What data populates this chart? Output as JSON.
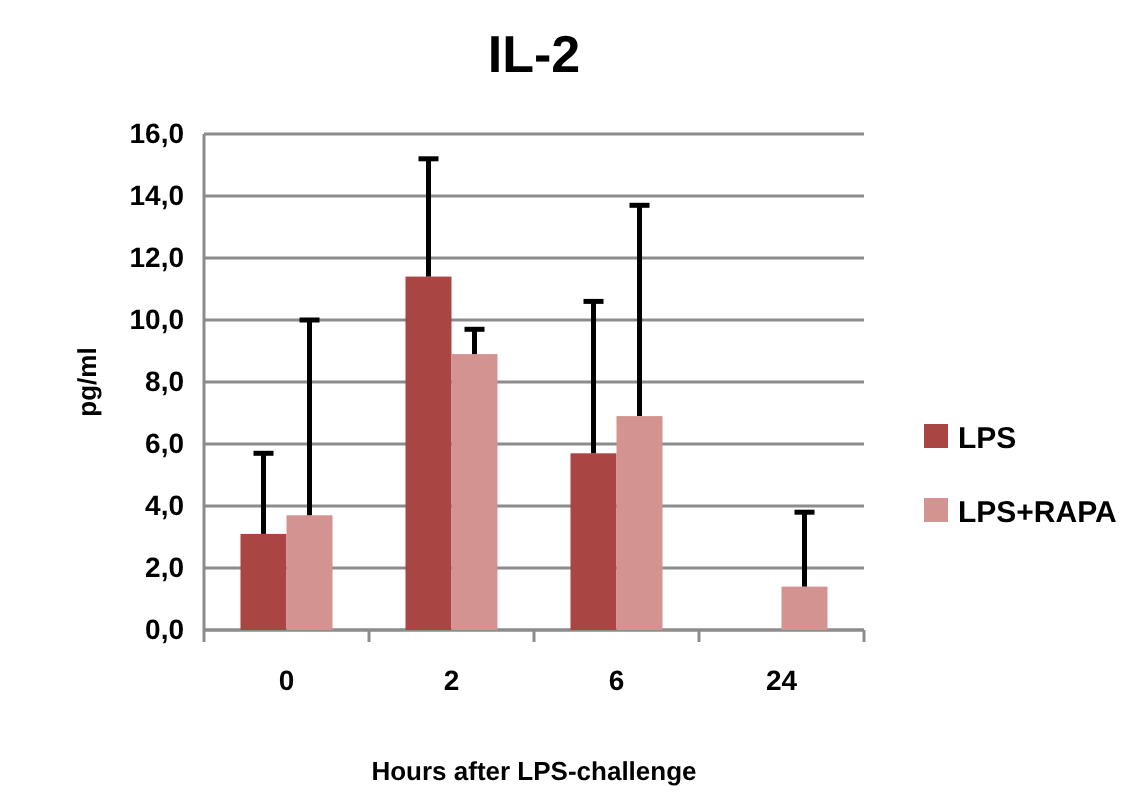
{
  "chart_data": {
    "type": "bar",
    "title": "IL-2",
    "xlabel": "Hours after LPS-challenge",
    "ylabel": "pg/ml",
    "categories": [
      "0",
      "2",
      "6",
      "24"
    ],
    "series": [
      {
        "name": "LPS",
        "color": "#a94542",
        "values": [
          3.1,
          11.4,
          5.7,
          null
        ],
        "errors": [
          [
            3.1,
            5.7
          ],
          [
            11.4,
            15.2
          ],
          [
            5.7,
            10.6
          ],
          null
        ]
      },
      {
        "name": "LPS+RAPA",
        "color": "#d39391",
        "values": [
          3.7,
          8.9,
          6.9,
          1.4
        ],
        "errors": [
          [
            3.7,
            10.0
          ],
          [
            8.9,
            9.7
          ],
          [
            6.9,
            13.7
          ],
          [
            1.4,
            3.8
          ]
        ]
      }
    ],
    "ylim": [
      0,
      16
    ],
    "yticks": [
      {
        "value": 0,
        "label": "0,0"
      },
      {
        "value": 2,
        "label": "2,0"
      },
      {
        "value": 4,
        "label": "4,0"
      },
      {
        "value": 6,
        "label": "6,0"
      },
      {
        "value": 8,
        "label": "8,0"
      },
      {
        "value": 10,
        "label": "10,0"
      },
      {
        "value": 12,
        "label": "12,0"
      },
      {
        "value": 14,
        "label": "14,0"
      },
      {
        "value": 16,
        "label": "16,0"
      }
    ],
    "grid": "y",
    "legend": "right"
  }
}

● **What is expected**:
The records above must be printed exactly; the pictures stay out.

● **Response to this task**:
What data populates this chart? Output as JSON.
{
  "chart_data": {
    "type": "bar",
    "title": "IL-2",
    "xlabel": "Hours after LPS-challenge",
    "ylabel": "pg/ml",
    "categories": [
      "0",
      "2",
      "6",
      "24"
    ],
    "series": [
      {
        "name": "LPS",
        "color": "#a94542",
        "values": [
          3.1,
          11.4,
          5.7,
          null
        ],
        "errors": [
          [
            3.1,
            5.7
          ],
          [
            11.4,
            15.2
          ],
          [
            5.7,
            10.6
          ],
          null
        ]
      },
      {
        "name": "LPS+RAPA",
        "color": "#d39391",
        "values": [
          3.7,
          8.9,
          6.9,
          1.4
        ],
        "errors": [
          [
            3.7,
            10.0
          ],
          [
            8.9,
            9.7
          ],
          [
            6.9,
            13.7
          ],
          [
            1.4,
            3.8
          ]
        ]
      }
    ],
    "ylim": [
      0,
      16
    ],
    "yticks": [
      {
        "value": 0,
        "label": "0,0"
      },
      {
        "value": 2,
        "label": "2,0"
      },
      {
        "value": 4,
        "label": "4,0"
      },
      {
        "value": 6,
        "label": "6,0"
      },
      {
        "value": 8,
        "label": "8,0"
      },
      {
        "value": 10,
        "label": "10,0"
      },
      {
        "value": 12,
        "label": "12,0"
      },
      {
        "value": 14,
        "label": "14,0"
      },
      {
        "value": 16,
        "label": "16,0"
      }
    ],
    "grid": "y",
    "legend": "right"
  }
}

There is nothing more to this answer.